Omit the pictures, please, and give each record below again exactly.

*Dataset items*
* Start *

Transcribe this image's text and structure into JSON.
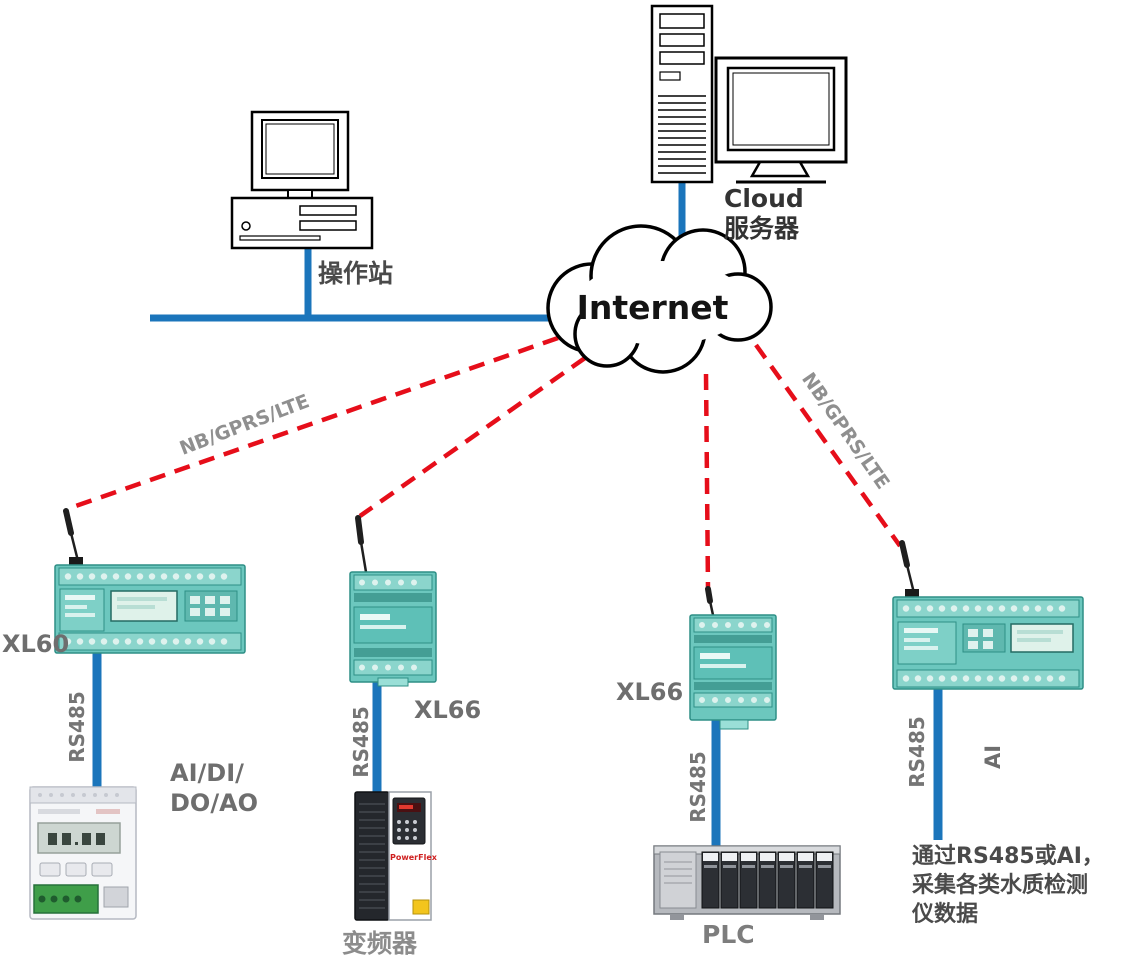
{
  "colors": {
    "bus_blue": "#1b75bb",
    "wireless_red": "#e60e1a",
    "device_teal": "#6cc7be",
    "label_gray": "#6e6e6e"
  },
  "top": {
    "operator_station": {
      "label": "操作站"
    },
    "cloud_server": {
      "label_lines": [
        "Cloud",
        "服务器"
      ]
    },
    "internet": {
      "label": "Internet"
    }
  },
  "wireless": {
    "left_label": "NB/GPRS/LTE",
    "right_label": "NB/GPRS/LTE"
  },
  "nodes": {
    "xl60": {
      "name": "XL60",
      "bus": "RS485",
      "io_lines": [
        "AI/DI/",
        "DO/AO"
      ]
    },
    "xl66_vfd": {
      "name": "XL66",
      "bus": "RS485",
      "target": "变频器"
    },
    "xl66_plc": {
      "name": "XL66",
      "bus": "RS485",
      "target": "PLC"
    },
    "rtu_right": {
      "bus": "RS485",
      "ai": "AI",
      "note_lines": [
        "通过RS485或AI，",
        "采集各类水质检测",
        "仪数据"
      ]
    }
  },
  "devices": {
    "vfd_brand": "PowerFlex"
  }
}
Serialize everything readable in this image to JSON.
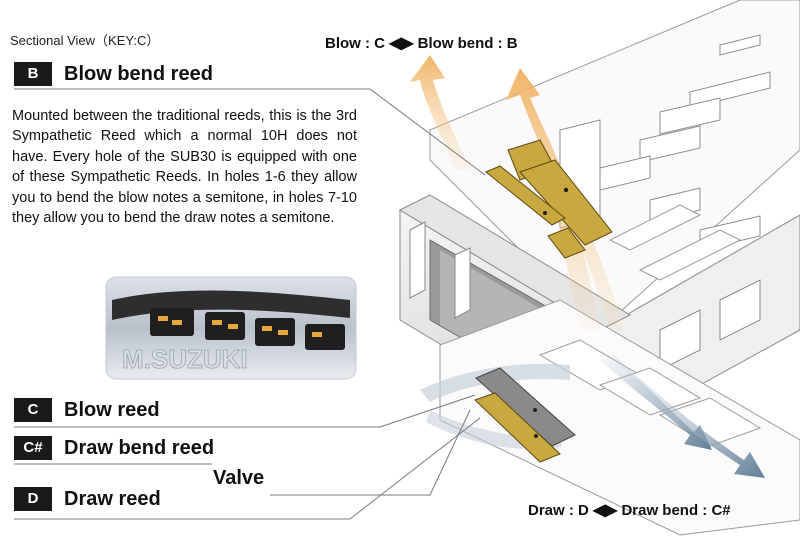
{
  "section_title": "Sectional View（KEY:C）",
  "items": [
    {
      "key": "B",
      "label": "Blow bend reed"
    },
    {
      "key": "C",
      "label": "Blow reed"
    },
    {
      "key": "C#",
      "label": "Draw bend reed"
    },
    {
      "key": "D",
      "label": "Draw reed"
    }
  ],
  "description": "Mounted between the traditional reeds, this is the 3rd Sympathetic Reed which a normal 10H does not have. Every hole of the SUB30 is equipped with one of these Sympathetic Reeds. In holes 1-6 they allow you to bend the blow notes a semitone, in holes 7-10 they allow you to bend the draw notes a semitone.",
  "photo_text": "M.SUZUKI",
  "valve_label": "Valve",
  "blow_caption": {
    "left": "Blow : C",
    "right": "Blow bend : B"
  },
  "draw_caption": {
    "left": "Draw : D",
    "right": "Draw bend : C#"
  },
  "arrow_glyph": "◀▶",
  "colors": {
    "reed_gold": "#c9a840",
    "draw_reed_gray": "#8a8a8a",
    "blow_arrow": "#f2c98a",
    "draw_arrow": "#6f8aa0",
    "tag_bg": "#1a1a1a"
  }
}
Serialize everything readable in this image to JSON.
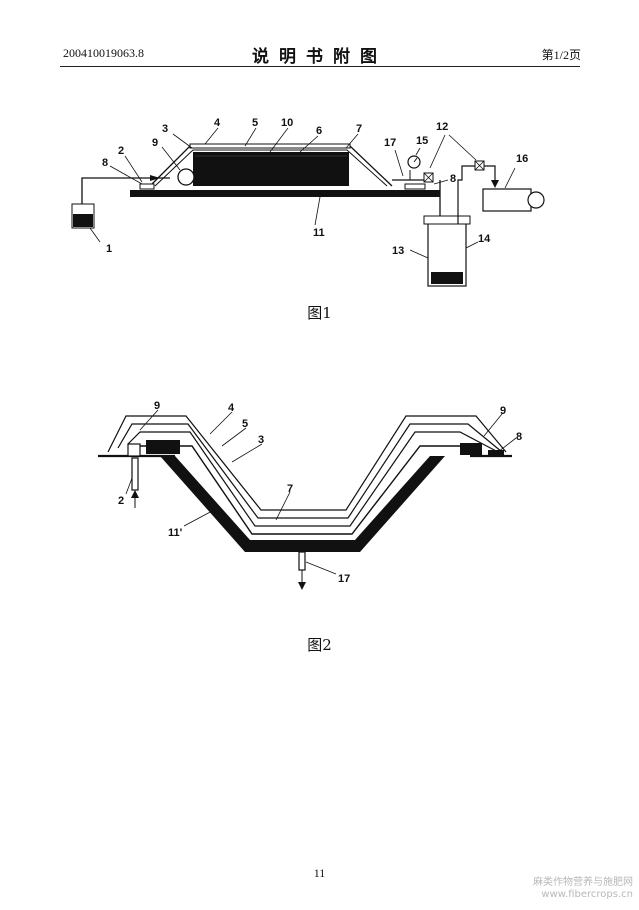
{
  "header": {
    "doc_number": "200410019063.8",
    "title": "说明书附图",
    "page_info": "第1/2页"
  },
  "figure1": {
    "caption": "图1",
    "labels": [
      "1",
      "2",
      "3",
      "4",
      "5",
      "10",
      "6",
      "7",
      "8",
      "9",
      "11",
      "12",
      "13",
      "14",
      "15",
      "16",
      "17",
      "8"
    ]
  },
  "figure2": {
    "caption": "图2",
    "labels": [
      "9",
      "4",
      "5",
      "3",
      "2",
      "11'",
      "7",
      "17",
      "9",
      "8"
    ]
  },
  "page_number": "11",
  "watermark": {
    "line1": "麻类作物营养与施肥网",
    "line2": "www.fibercrops.cn"
  }
}
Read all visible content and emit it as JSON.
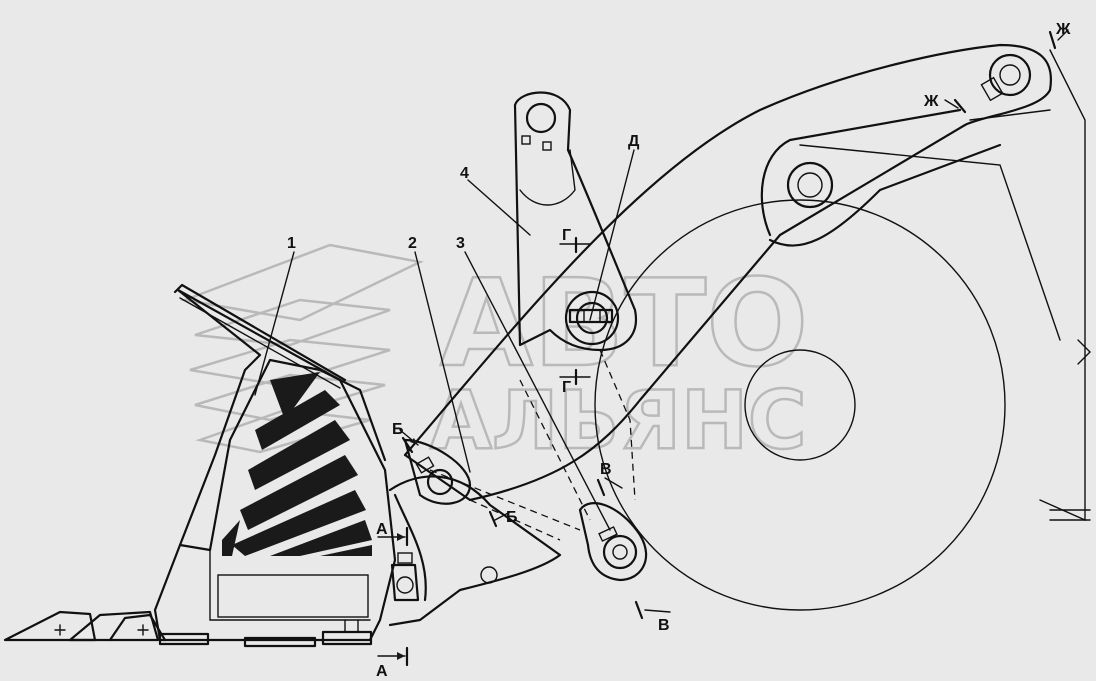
{
  "watermark": {
    "line1": "АВТО",
    "line2": "АЛЬЯНС"
  },
  "callouts": {
    "part1": "1",
    "part2": "2",
    "part3": "3",
    "part4": "4",
    "detail_d": "Д"
  },
  "sections": {
    "a": "А",
    "b": "Б",
    "v": "В",
    "g": "Г",
    "zh": "Ж"
  },
  "colors": {
    "background": "#e9e9e9",
    "line": "#111111",
    "watermark": "#9a9a9a"
  }
}
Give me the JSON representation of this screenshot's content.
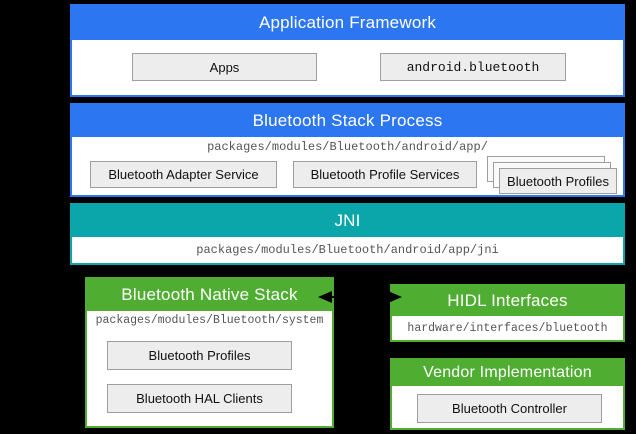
{
  "colors": {
    "background": "#000000",
    "blue": "#2D76F2",
    "teal": "#0BA6AA",
    "green": "#4FAE31",
    "box-fill": "#EDEDED",
    "box-border": "#9E9E9E",
    "sheet-fill": "#FAFAFA",
    "path-text": "#555555",
    "label-text": "#111111",
    "header-text": "#FFFFFF",
    "arrow": "#000000"
  },
  "sections": {
    "application_framework": {
      "title": "Application Framework",
      "apps": "Apps",
      "android_bluetooth": "android.bluetooth"
    },
    "bluetooth_stack_process": {
      "title": "Bluetooth Stack Process",
      "path": "packages/modules/Bluetooth/android/app/",
      "adapter_service": "Bluetooth Adapter Service",
      "profile_services": "Bluetooth Profile Services",
      "profiles": "Bluetooth Profiles"
    },
    "jni": {
      "title": "JNI",
      "path": "packages/modules/Bluetooth/android/app/jni"
    },
    "bluetooth_native_stack": {
      "title": "Bluetooth Native Stack",
      "path": "packages/modules/Bluetooth/system",
      "profiles": "Bluetooth Profiles",
      "hal_clients": "Bluetooth HAL Clients"
    },
    "hidl_interfaces": {
      "title": "HIDL Interfaces",
      "path": "hardware/interfaces/bluetooth"
    },
    "vendor_implementation": {
      "title": "Vendor Implementation",
      "controller": "Bluetooth Controller"
    }
  }
}
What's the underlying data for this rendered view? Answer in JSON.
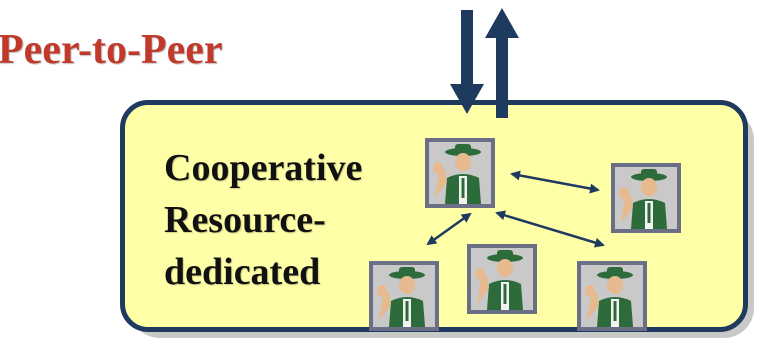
{
  "title": "Peer-to-Peer",
  "box_labels": [
    "Cooperative",
    "Resource-",
    "dedicated"
  ],
  "peer_icon": "ranger-person-icon",
  "colors": {
    "title": "#c0392b",
    "panel_fill": "#ffffa8",
    "panel_border": "#1f3a5f",
    "arrow": "#1f3a5f"
  }
}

* End *

*RESULT BELOW*
Transcribe this image's text and structure into JSON.
{
  "colors": {
    "bus_blue": "#1b75bb",
    "wireless_red": "#e60e1a",
    "device_teal": "#6cc7be",
    "label_gray": "#6e6e6e"
  },
  "top": {
    "operator_station": {
      "label": "操作站"
    },
    "cloud_server": {
      "label_lines": [
        "Cloud",
        "服务器"
      ]
    },
    "internet": {
      "label": "Internet"
    }
  },
  "wireless": {
    "left_label": "NB/GPRS/LTE",
    "right_label": "NB/GPRS/LTE"
  },
  "nodes": {
    "xl60": {
      "name": "XL60",
      "bus": "RS485",
      "io_lines": [
        "AI/DI/",
        "DO/AO"
      ]
    },
    "xl66_vfd": {
      "name": "XL66",
      "bus": "RS485",
      "target": "变频器"
    },
    "xl66_plc": {
      "name": "XL66",
      "bus": "RS485",
      "target": "PLC"
    },
    "rtu_right": {
      "bus": "RS485",
      "ai": "AI",
      "note_lines": [
        "通过RS485或AI，",
        "采集各类水质检测",
        "仪数据"
      ]
    }
  },
  "devices": {
    "vfd_brand": "PowerFlex"
  }
}
Serialize everything readable in this image to JSON.
{
  "section_title": "Sectional View（KEY:C）",
  "items": [
    {
      "key": "B",
      "label": "Blow bend reed"
    },
    {
      "key": "C",
      "label": "Blow reed"
    },
    {
      "key": "C#",
      "label": "Draw bend reed"
    },
    {
      "key": "D",
      "label": "Draw reed"
    }
  ],
  "description": "Mounted between the traditional reeds, this is the 3rd Sympathetic Reed which a normal 10H does not have. Every hole of the SUB30 is equipped with one of these Sympathetic Reeds. In holes 1-6 they allow you to bend the blow notes a semitone, in holes 7-10 they allow you to bend the draw notes a semitone.",
  "photo_text": "M.SUZUKI",
  "valve_label": "Valve",
  "blow_caption": {
    "left": "Blow : C",
    "right": "Blow bend : B"
  },
  "draw_caption": {
    "left": "Draw : D",
    "right": "Draw bend : C#"
  },
  "arrow_glyph": "◀▶",
  "colors": {
    "reed_gold": "#c9a840",
    "draw_reed_gray": "#8a8a8a",
    "blow_arrow": "#f2c98a",
    "draw_arrow": "#6f8aa0",
    "tag_bg": "#1a1a1a"
  }
}
Serialize everything readable in this image to JSON.
{
  "header": {
    "doc_number": "200410019063.8",
    "title": "说明书附图",
    "page_info": "第1/2页"
  },
  "figure1": {
    "caption": "图1",
    "labels": [
      "1",
      "2",
      "3",
      "4",
      "5",
      "10",
      "6",
      "7",
      "8",
      "9",
      "11",
      "12",
      "13",
      "14",
      "15",
      "16",
      "17",
      "8"
    ]
  },
  "figure2": {
    "caption": "图2",
    "labels": [
      "9",
      "4",
      "5",
      "3",
      "2",
      "11'",
      "7",
      "17",
      "9",
      "8"
    ]
  },
  "page_number": "11",
  "watermark": {
    "line1": "麻类作物营养与施肥网",
    "line2": "www.fibercrops.cn"
  }
}
Read all visible content and emit it as JSON.
{
  "watermark": {
    "line1": "АВТО",
    "line2": "АЛЬЯНС"
  },
  "callouts": {
    "part1": "1",
    "part2": "2",
    "part3": "3",
    "part4": "4",
    "detail_d": "Д"
  },
  "sections": {
    "a": "А",
    "b": "Б",
    "v": "В",
    "g": "Г",
    "zh": "Ж"
  },
  "colors": {
    "background": "#e9e9e9",
    "line": "#111111",
    "watermark": "#9a9a9a"
  }
}
Give me the JSON representation of this screenshot's content.
{
  "colors": {
    "background": "#000000",
    "blue": "#2D76F2",
    "teal": "#0BA6AA",
    "green": "#4FAE31",
    "box-fill": "#EDEDED",
    "box-border": "#9E9E9E",
    "sheet-fill": "#FAFAFA",
    "path-text": "#555555",
    "label-text": "#111111",
    "header-text": "#FFFFFF",
    "arrow": "#000000"
  },
  "sections": {
    "application_framework": {
      "title": "Application Framework",
      "apps": "Apps",
      "android_bluetooth": "android.bluetooth"
    },
    "bluetooth_stack_process": {
      "title": "Bluetooth Stack Process",
      "path": "packages/modules/Bluetooth/android/app/",
      "adapter_service": "Bluetooth Adapter Service",
      "profile_services": "Bluetooth Profile Services",
      "profiles": "Bluetooth Profiles"
    },
    "jni": {
      "title": "JNI",
      "path": "packages/modules/Bluetooth/android/app/jni"
    },
    "bluetooth_native_stack": {
      "title": "Bluetooth Native Stack",
      "path": "packages/modules/Bluetooth/system",
      "profiles": "Bluetooth Profiles",
      "hal_clients": "Bluetooth HAL Clients"
    },
    "hidl_interfaces": {
      "title": "HIDL Interfaces",
      "path": "hardware/interfaces/bluetooth"
    },
    "vendor_implementation": {
      "title": "Vendor Implementation",
      "controller": "Bluetooth Controller"
    }
  }
}
What's the underlying data for this rendered view? Answer in JSON.
{
  "title": "Peer-to-Peer",
  "box_labels": [
    "Cooperative",
    "Resource-",
    "dedicated"
  ],
  "peer_icon": "ranger-person-icon",
  "colors": {
    "title": "#c0392b",
    "panel_fill": "#ffffa8",
    "panel_border": "#1f3a5f",
    "arrow": "#1f3a5f"
  }
}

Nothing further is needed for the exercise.